### Assignment
Line for line, the listing below is to be transcribed exactly.
┄┄┄┄┄┄┄┄┄┄
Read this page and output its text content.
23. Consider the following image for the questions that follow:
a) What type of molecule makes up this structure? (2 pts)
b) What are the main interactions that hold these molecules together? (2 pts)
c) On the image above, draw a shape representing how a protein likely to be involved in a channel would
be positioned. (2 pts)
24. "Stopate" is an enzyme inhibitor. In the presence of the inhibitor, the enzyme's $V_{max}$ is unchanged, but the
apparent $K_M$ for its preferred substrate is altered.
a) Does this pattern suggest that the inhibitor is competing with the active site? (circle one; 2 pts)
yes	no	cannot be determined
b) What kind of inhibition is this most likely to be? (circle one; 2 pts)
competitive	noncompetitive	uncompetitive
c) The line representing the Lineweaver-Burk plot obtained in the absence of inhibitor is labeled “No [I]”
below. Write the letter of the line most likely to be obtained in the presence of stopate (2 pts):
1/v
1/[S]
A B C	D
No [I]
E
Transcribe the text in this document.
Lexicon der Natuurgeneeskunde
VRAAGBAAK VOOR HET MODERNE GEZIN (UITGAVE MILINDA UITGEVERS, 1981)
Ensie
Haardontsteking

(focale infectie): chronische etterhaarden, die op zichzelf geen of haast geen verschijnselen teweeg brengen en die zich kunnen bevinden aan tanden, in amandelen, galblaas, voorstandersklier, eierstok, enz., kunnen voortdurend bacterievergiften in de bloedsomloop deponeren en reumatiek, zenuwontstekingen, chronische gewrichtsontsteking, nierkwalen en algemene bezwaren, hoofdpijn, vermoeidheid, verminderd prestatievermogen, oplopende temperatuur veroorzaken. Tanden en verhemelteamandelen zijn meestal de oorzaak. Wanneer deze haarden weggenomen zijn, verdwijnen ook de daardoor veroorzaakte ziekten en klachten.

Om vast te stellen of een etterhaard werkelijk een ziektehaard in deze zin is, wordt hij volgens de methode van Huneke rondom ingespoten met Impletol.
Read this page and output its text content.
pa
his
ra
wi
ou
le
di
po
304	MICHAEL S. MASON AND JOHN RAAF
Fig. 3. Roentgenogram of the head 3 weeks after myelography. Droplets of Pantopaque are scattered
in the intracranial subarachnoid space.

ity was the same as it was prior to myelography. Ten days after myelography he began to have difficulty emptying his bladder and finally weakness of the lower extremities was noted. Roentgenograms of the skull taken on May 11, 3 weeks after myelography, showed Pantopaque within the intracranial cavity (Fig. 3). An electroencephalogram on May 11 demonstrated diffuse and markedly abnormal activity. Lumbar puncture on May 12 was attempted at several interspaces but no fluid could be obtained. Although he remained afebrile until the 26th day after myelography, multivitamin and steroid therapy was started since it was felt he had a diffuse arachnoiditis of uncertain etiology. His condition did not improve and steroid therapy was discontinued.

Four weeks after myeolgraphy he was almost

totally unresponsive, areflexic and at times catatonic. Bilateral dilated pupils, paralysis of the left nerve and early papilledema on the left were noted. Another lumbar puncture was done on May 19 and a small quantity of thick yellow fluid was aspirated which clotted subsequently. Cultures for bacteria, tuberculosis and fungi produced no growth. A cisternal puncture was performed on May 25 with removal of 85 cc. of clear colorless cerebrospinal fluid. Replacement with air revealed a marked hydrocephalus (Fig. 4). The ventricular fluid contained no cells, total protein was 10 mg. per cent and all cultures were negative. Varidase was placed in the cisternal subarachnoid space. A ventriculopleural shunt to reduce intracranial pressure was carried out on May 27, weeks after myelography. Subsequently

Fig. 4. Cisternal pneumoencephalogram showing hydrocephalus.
┄┄┄┄┄┄┄┄┄┄
### Exercise answer
Read this page and output its text content.
23. Consider the following image for the questions that follow:
a) What type of molecule makes up this structure? (2 pts)
b) What are the main interactions that hold these molecules together? (2 pts)
c) On the image above, draw a shape representing how a protein likely to be involved in a channel would
be positioned. (2 pts)
24. "Stopate" is an enzyme inhibitor. In the presence of the inhibitor, the enzyme's $V_{max}$ is unchanged, but the
apparent $K_M$ for its preferred substrate is altered.
a) Does this pattern suggest that the inhibitor is competing with the active site? (circle one; 2 pts)
yes	no	cannot be determined
b) What kind of inhibition is this most likely to be? (circle one; 2 pts)
competitive	noncompetitive	uncompetitive
c) The line representing the Lineweaver-Burk plot obtained in the absence of inhibitor is labeled “No [I]”
below. Write the letter of the line most likely to be obtained in the presence of stopate (2 pts):
1/v
1/[S]
A B C	D
No [I]
E
Transcribe the text in this document.
Lexicon der Natuurgeneeskunde
VRAAGBAAK VOOR HET MODERNE GEZIN (UITGAVE MILINDA UITGEVERS, 1981)
Ensie
Haardontsteking

(focale infectie): chronische etterhaarden, die op zichzelf geen of haast geen verschijnselen teweeg brengen en die zich kunnen bevinden aan tanden, in amandelen, galblaas, voorstandersklier, eierstok, enz., kunnen voortdurend bacterievergiften in de bloedsomloop deponeren en reumatiek, zenuwontstekingen, chronische gewrichtsontsteking, nierkwalen en algemene bezwaren, hoofdpijn, vermoeidheid, verminderd prestatievermogen, oplopende temperatuur veroorzaken. Tanden en verhemelteamandelen zijn meestal de oorzaak. Wanneer deze haarden weggenomen zijn, verdwijnen ook de daardoor veroorzaakte ziekten en klachten.

Om vast te stellen of een etterhaard werkelijk een ziektehaard in deze zin is, wordt hij volgens de methode van Huneke rondom ingespoten met Impletol.
Read this page and output its text content.
pa
his
ra
wi
ou
le
di
po
304	MICHAEL S. MASON AND JOHN RAAF
Fig. 3. Roentgenogram of the head 3 weeks after myelography. Droplets of Pantopaque are scattered
in the intracranial subarachnoid space.

ity was the same as it was prior to myelography. Ten days after myelography he began to have difficulty emptying his bladder and finally weakness of the lower extremities was noted. Roentgenograms of the skull taken on May 11, 3 weeks after myelography, showed Pantopaque within the intracranial cavity (Fig. 3). An electroencephalogram on May 11 demonstrated diffuse and markedly abnormal activity. Lumbar puncture on May 12 was attempted at several interspaces but no fluid could be obtained. Although he remained afebrile until the 26th day after myelography, multivitamin and steroid therapy was started since it was felt he had a diffuse arachnoiditis of uncertain etiology. His condition did not improve and steroid therapy was discontinued.

Four weeks after myeolgraphy he was almost

totally unresponsive, areflexic and at times catatonic. Bilateral dilated pupils, paralysis of the left nerve and early papilledema on the left were noted. Another lumbar puncture was done on May 19 and a small quantity of thick yellow fluid was aspirated which clotted subsequently. Cultures for bacteria, tuberculosis and fungi produced no growth. A cisternal puncture was performed on May 25 with removal of 85 cc. of clear colorless cerebrospinal fluid. Replacement with air revealed a marked hydrocephalus (Fig. 4). The ventricular fluid contained no cells, total protein was 10 mg. per cent and all cultures were negative. Varidase was placed in the cisternal subarachnoid space. A ventriculopleural shunt to reduce intracranial pressure was carried out on May 27, weeks after myelography. Subsequently

Fig. 4. Cisternal pneumoencephalogram showing hydrocephalus.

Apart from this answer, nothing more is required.